#### What the task requires:
Copy each line exactly. Leave nothing out.

----- Listing

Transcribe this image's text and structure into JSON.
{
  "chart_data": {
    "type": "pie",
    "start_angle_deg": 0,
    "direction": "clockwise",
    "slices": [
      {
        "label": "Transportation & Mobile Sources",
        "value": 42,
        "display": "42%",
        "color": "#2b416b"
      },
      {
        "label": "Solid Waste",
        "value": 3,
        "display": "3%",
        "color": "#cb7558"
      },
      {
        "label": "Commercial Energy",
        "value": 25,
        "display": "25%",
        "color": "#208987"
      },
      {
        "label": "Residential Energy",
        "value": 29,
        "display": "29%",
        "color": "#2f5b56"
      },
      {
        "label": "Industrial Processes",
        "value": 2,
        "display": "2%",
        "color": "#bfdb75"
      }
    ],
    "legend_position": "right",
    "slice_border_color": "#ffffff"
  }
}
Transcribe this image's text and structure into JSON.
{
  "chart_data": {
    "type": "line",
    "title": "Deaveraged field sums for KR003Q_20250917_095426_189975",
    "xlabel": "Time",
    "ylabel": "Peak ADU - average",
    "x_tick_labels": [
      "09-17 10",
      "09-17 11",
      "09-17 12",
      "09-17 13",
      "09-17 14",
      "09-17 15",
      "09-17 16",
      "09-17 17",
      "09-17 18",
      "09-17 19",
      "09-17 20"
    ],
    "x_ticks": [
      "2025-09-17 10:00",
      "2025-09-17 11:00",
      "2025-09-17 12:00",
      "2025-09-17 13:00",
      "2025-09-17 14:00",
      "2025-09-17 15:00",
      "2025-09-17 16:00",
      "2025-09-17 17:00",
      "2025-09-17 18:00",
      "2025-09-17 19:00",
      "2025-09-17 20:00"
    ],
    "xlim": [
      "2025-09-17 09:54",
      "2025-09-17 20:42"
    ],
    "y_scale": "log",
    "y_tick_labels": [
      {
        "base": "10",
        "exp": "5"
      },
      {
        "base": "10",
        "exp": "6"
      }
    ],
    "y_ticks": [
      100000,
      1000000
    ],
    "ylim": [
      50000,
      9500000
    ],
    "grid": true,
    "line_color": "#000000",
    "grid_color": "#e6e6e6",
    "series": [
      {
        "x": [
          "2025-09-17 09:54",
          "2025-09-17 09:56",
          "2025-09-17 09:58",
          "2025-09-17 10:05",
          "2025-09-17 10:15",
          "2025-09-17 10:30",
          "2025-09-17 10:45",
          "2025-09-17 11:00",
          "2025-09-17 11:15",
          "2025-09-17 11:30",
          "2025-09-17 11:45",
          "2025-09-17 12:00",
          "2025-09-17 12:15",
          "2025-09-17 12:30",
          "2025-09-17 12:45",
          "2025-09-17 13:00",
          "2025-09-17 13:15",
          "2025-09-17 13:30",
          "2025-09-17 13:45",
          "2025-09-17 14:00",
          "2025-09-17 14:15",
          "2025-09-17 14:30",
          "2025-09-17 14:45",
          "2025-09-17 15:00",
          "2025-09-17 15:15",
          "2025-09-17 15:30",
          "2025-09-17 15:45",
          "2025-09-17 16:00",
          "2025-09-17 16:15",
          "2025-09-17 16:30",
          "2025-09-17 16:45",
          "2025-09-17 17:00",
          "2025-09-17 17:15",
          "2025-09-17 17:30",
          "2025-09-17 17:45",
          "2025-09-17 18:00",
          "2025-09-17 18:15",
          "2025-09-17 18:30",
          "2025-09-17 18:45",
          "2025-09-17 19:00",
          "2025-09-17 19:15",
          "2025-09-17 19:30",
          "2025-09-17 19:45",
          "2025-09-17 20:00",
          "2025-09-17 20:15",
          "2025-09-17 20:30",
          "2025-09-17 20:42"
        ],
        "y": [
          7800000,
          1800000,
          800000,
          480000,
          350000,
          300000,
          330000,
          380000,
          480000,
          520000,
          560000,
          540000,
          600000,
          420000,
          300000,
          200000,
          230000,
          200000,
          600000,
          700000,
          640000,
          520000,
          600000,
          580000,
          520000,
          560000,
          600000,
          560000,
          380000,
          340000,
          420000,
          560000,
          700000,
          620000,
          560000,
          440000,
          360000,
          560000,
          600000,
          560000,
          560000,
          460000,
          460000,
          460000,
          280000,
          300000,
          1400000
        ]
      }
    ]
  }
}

----------

#### Problem solution:
Transcribe this image's text and structure into JSON.
{
  "chart_data": {
    "type": "pie",
    "start_angle_deg": 0,
    "direction": "clockwise",
    "slices": [
      {
        "label": "Transportation & Mobile Sources",
        "value": 42,
        "display": "42%",
        "color": "#2b416b"
      },
      {
        "label": "Solid Waste",
        "value": 3,
        "display": "3%",
        "color": "#cb7558"
      },
      {
        "label": "Commercial Energy",
        "value": 25,
        "display": "25%",
        "color": "#208987"
      },
      {
        "label": "Residential Energy",
        "value": 29,
        "display": "29%",
        "color": "#2f5b56"
      },
      {
        "label": "Industrial Processes",
        "value": 2,
        "display": "2%",
        "color": "#bfdb75"
      }
    ],
    "legend_position": "right",
    "slice_border_color": "#ffffff"
  }
}
Transcribe this image's text and structure into JSON.
{
  "chart_data": {
    "type": "line",
    "title": "Deaveraged field sums for KR003Q_20250917_095426_189975",
    "xlabel": "Time",
    "ylabel": "Peak ADU - average",
    "x_tick_labels": [
      "09-17 10",
      "09-17 11",
      "09-17 12",
      "09-17 13",
      "09-17 14",
      "09-17 15",
      "09-17 16",
      "09-17 17",
      "09-17 18",
      "09-17 19",
      "09-17 20"
    ],
    "x_ticks": [
      "2025-09-17 10:00",
      "2025-09-17 11:00",
      "2025-09-17 12:00",
      "2025-09-17 13:00",
      "2025-09-17 14:00",
      "2025-09-17 15:00",
      "2025-09-17 16:00",
      "2025-09-17 17:00",
      "2025-09-17 18:00",
      "2025-09-17 19:00",
      "2025-09-17 20:00"
    ],
    "xlim": [
      "2025-09-17 09:54",
      "2025-09-17 20:42"
    ],
    "y_scale": "log",
    "y_tick_labels": [
      {
        "base": "10",
        "exp": "5"
      },
      {
        "base": "10",
        "exp": "6"
      }
    ],
    "y_ticks": [
      100000,
      1000000
    ],
    "ylim": [
      50000,
      9500000
    ],
    "grid": true,
    "line_color": "#000000",
    "grid_color": "#e6e6e6",
    "series": [
      {
        "x": [
          "2025-09-17 09:54",
          "2025-09-17 09:56",
          "2025-09-17 09:58",
          "2025-09-17 10:05",
          "2025-09-17 10:15",
          "2025-09-17 10:30",
          "2025-09-17 10:45",
          "2025-09-17 11:00",
          "2025-09-17 11:15",
          "2025-09-17 11:30",
          "2025-09-17 11:45",
          "2025-09-17 12:00",
          "2025-09-17 12:15",
          "2025-09-17 12:30",
          "2025-09-17 12:45",
          "2025-09-17 13:00",
          "2025-09-17 13:15",
          "2025-09-17 13:30",
          "2025-09-17 13:45",
          "2025-09-17 14:00",
          "2025-09-17 14:15",
          "2025-09-17 14:30",
          "2025-09-17 14:45",
          "2025-09-17 15:00",
          "2025-09-17 15:15",
          "2025-09-17 15:30",
          "2025-09-17 15:45",
          "2025-09-17 16:00",
          "2025-09-17 16:15",
          "2025-09-17 16:30",
          "2025-09-17 16:45",
          "2025-09-17 17:00",
          "2025-09-17 17:15",
          "2025-09-17 17:30",
          "2025-09-17 17:45",
          "2025-09-17 18:00",
          "2025-09-17 18:15",
          "2025-09-17 18:30",
          "2025-09-17 18:45",
          "2025-09-17 19:00",
          "2025-09-17 19:15",
          "2025-09-17 19:30",
          "2025-09-17 19:45",
          "2025-09-17 20:00",
          "2025-09-17 20:15",
          "2025-09-17 20:30",
          "2025-09-17 20:42"
        ],
        "y": [
          7800000,
          1800000,
          800000,
          480000,
          350000,
          300000,
          330000,
          380000,
          480000,
          520000,
          560000,
          540000,
          600000,
          420000,
          300000,
          200000,
          230000,
          200000,
          600000,
          700000,
          640000,
          520000,
          600000,
          580000,
          520000,
          560000,
          600000,
          560000,
          380000,
          340000,
          420000,
          560000,
          700000,
          620000,
          560000,
          440000,
          360000,
          560000,
          600000,
          560000,
          560000,
          460000,
          460000,
          460000,
          280000,
          300000,
          1400000
        ]
      }
    ]
  }
}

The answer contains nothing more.